[START PAGE EXCERPT]
How to Remove Spiders from Your Home Without Killing Them

Updated on November 10, 2016
While spiders can be scary, it is best to try to remove them without harming them.
While spiders can be scary, it is best to try to remove them without harming them. | Source

Spiders are an important part of the environment.

They help to keep nature's delicate balance in check as both predator and prey.

While scary movies and stories have helped to promote the fear of spiders, in reality, these animals deserve our care, sympathy and help.

Most spiders are harmless to humans and actually directly benefit them.

Understandably, many people prefer not to share their home with one.

However, there are some spiders that have actually evolved to be in the house only and can't survive outside. They are good at hiding and you will rarely see them.

If you do see a spider, resist the impulse to squish it. Instead follow these steps to safely remove it.

To catch a spider you need a cup and a stiff piece of paper such as an old card envelope.
[END PAGE EXCERPT]
--- TASK REQUIREMENTS ---
1. Rewrite the stretch of the spider-removal page from "How to Remove" through "of the environment.", replacing "scary" with "frightening".
2. According to the spider-removal page, what do spiders deserve from people? List every item it names.
3. Answer these questions from the spider-removal page:
(a) On what date was the page updated?
(b) In what two roles do spiders help keep nature's balance in check?
(c) What does a person need to catch a spider?
[START DATA SUPPLIED]
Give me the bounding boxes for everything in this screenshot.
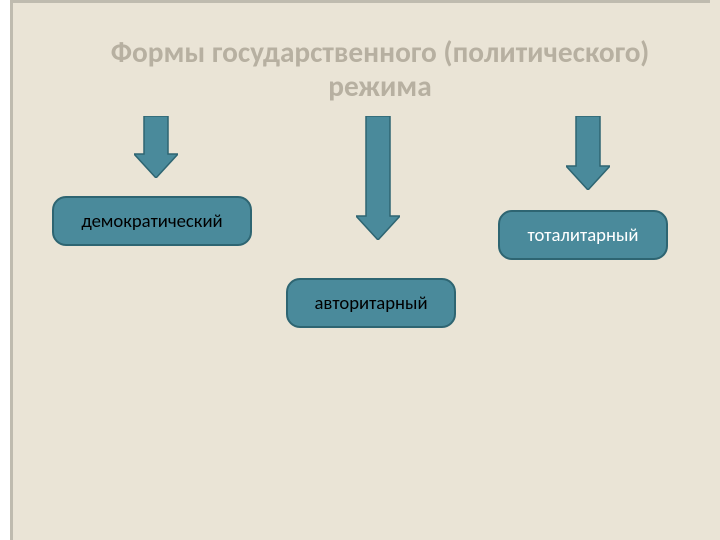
diagram-title-line1: Формы государственного (политического) bbox=[50, 34, 710, 71]
node-democratic-label: демократический bbox=[81, 210, 222, 233]
node-totalitarian: тоталитарный bbox=[498, 210, 668, 260]
node-authoritarian: авторитарный bbox=[286, 278, 456, 328]
arrow-to-authoritarian bbox=[356, 116, 400, 240]
node-authoritarian-label: авторитарный bbox=[314, 292, 427, 315]
diagram-title-line2: режима bbox=[50, 68, 710, 105]
arrow-to-totalitarian bbox=[566, 116, 610, 190]
slide-left-margin bbox=[0, 0, 10, 540]
node-totalitarian-label: тоталитарный bbox=[528, 224, 639, 247]
node-democratic: демократический bbox=[52, 196, 252, 246]
arrow-to-democratic bbox=[134, 116, 178, 178]
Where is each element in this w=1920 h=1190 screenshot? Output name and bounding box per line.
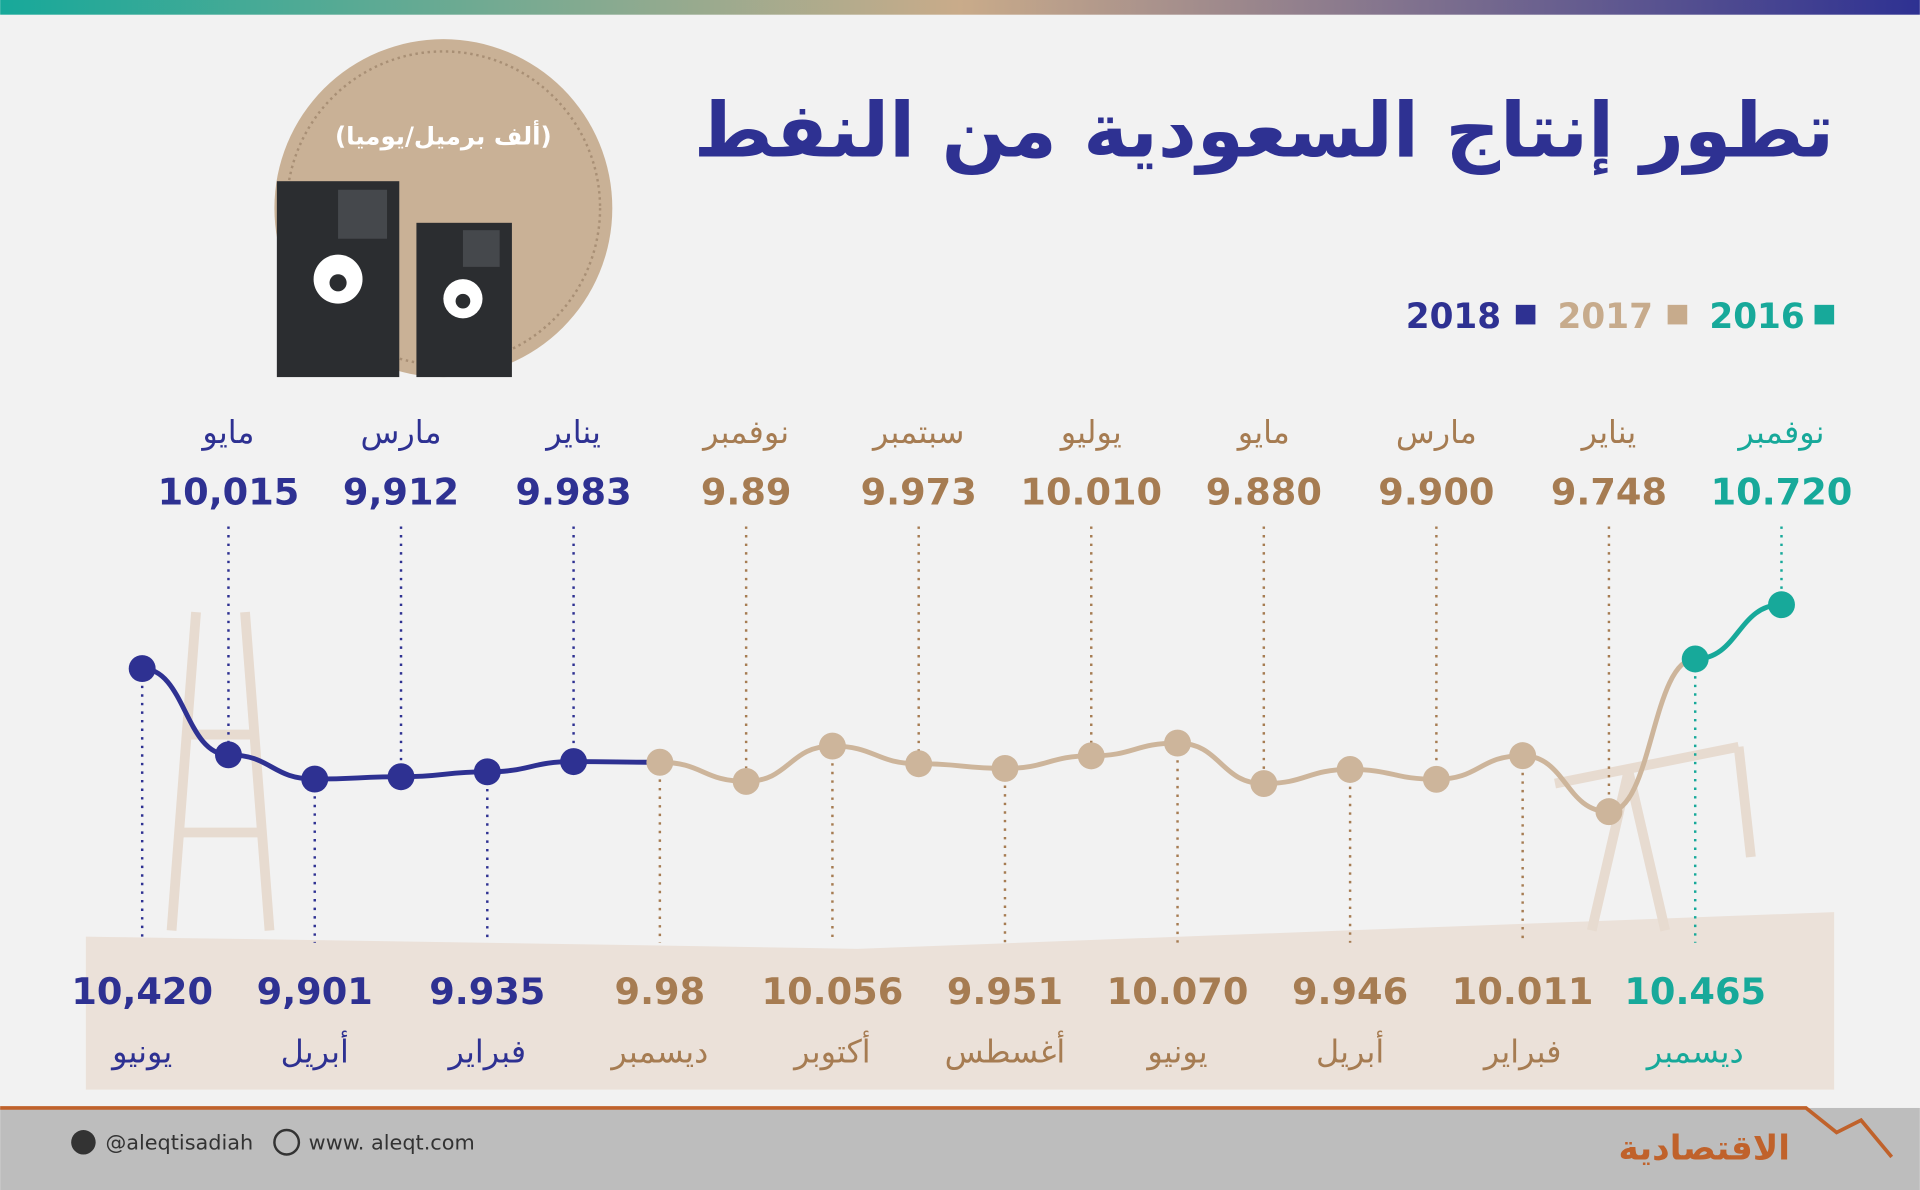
[END DATA SUPPLIED]
--- ANSWERS BY TASK ---
1.
How to Remove Spiders from Your Home Without Killing Them

Updated on November 10, 2016
While spiders can be frightening, it is best to try to remove them without harming them.
While spiders can be frightening, it is best to try to remove them without harming them. | Source

Spiders are an important part of the environment.

2.
Care
Sympathy
Help

3.
(a) November 10, 2016
(b) Predator and prey
(c) A cup and a stiff piece of paper, such as an old card envelope